- **Written problem**: Produce an exact copy of all the records.

- **Extracted data**:

_ _ _ _ _ _ _

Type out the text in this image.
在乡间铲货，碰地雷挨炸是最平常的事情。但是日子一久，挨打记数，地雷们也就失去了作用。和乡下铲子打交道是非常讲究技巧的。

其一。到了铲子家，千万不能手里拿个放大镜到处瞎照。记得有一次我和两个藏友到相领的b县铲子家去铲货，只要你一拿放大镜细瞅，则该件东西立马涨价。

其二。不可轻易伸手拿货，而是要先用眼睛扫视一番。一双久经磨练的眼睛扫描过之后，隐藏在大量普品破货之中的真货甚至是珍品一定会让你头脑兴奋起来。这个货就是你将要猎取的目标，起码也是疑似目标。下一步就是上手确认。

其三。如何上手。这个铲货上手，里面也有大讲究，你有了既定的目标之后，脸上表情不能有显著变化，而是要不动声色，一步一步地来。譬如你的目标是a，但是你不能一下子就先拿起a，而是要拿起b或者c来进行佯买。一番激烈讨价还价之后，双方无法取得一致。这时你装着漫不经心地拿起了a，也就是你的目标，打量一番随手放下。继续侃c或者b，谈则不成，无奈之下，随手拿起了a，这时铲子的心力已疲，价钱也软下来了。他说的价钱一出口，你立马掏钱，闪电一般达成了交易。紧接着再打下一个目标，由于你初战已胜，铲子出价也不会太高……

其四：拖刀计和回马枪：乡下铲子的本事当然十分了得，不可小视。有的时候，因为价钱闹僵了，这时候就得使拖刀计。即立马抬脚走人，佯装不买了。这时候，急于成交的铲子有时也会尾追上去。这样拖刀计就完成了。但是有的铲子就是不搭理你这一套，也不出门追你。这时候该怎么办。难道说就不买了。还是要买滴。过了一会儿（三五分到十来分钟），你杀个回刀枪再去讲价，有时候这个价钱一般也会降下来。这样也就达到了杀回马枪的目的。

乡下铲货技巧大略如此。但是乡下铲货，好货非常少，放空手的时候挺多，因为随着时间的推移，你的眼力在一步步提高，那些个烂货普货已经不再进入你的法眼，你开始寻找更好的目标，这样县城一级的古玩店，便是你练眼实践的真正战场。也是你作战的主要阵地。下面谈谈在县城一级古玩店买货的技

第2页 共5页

_ _ _ _ _ _ _

- **Solution below**:
Type out the text in this image.
在乡间铲货，碰地雷挨炸是最平常的事情。但是日子一久，挨打记数，地雷们也就失去了作用。和乡下铲子打交道是非常讲究技巧的。

其一。到了铲子家，千万不能手里拿个放大镜到处瞎照。记得有一次我和两个藏友到相领的b县铲子家去铲货，只要你一拿放大镜细瞅，则该件东西立马涨价。

其二。不可轻易伸手拿货，而是要先用眼睛扫视一番。一双久经磨练的眼睛扫描过之后，隐藏在大量普品破货之中的真货甚至是珍品一定会让你头脑兴奋起来。这个货就是你将要猎取的目标，起码也是疑似目标。下一步就是上手确认。

其三。如何上手。这个铲货上手，里面也有大讲究，你有了既定的目标之后，脸上表情不能有显著变化，而是要不动声色，一步一步地来。譬如你的目标是a，但是你不能一下子就先拿起a，而是要拿起b或者c来进行佯买。一番激烈讨价还价之后，双方无法取得一致。这时你装着漫不经心地拿起了a，也就是你的目标，打量一番随手放下。继续侃c或者b，谈则不成，无奈之下，随手拿起了a，这时铲子的心力已疲，价钱也软下来了。他说的价钱一出口，你立马掏钱，闪电一般达成了交易。紧接着再打下一个目标，由于你初战已胜，铲子出价也不会太高……

其四：拖刀计和回马枪：乡下铲子的本事当然十分了得，不可小视。有的时候，因为价钱闹僵了，这时候就得使拖刀计。即立马抬脚走人，佯装不买了。这时候，急于成交的铲子有时也会尾追上去。这样拖刀计就完成了。但是有的铲子就是不搭理你这一套，也不出门追你。这时候该怎么办。难道说就不买了。还是要买滴。过了一会儿（三五分到十来分钟），你杀个回刀枪再去讲价，有时候这个价钱一般也会降下来。这样也就达到了杀回马枪的目的。

乡下铲货技巧大略如此。但是乡下铲货，好货非常少，放空手的时候挺多，因为随着时间的推移，你的眼力在一步步提高，那些个烂货普货已经不再进入你的法眼，你开始寻找更好的目标，这样县城一级的古玩店，便是你练眼实践的真正战场。也是你作战的主要阵地。下面谈谈在县城一级古玩店买货的技

第2页 共5页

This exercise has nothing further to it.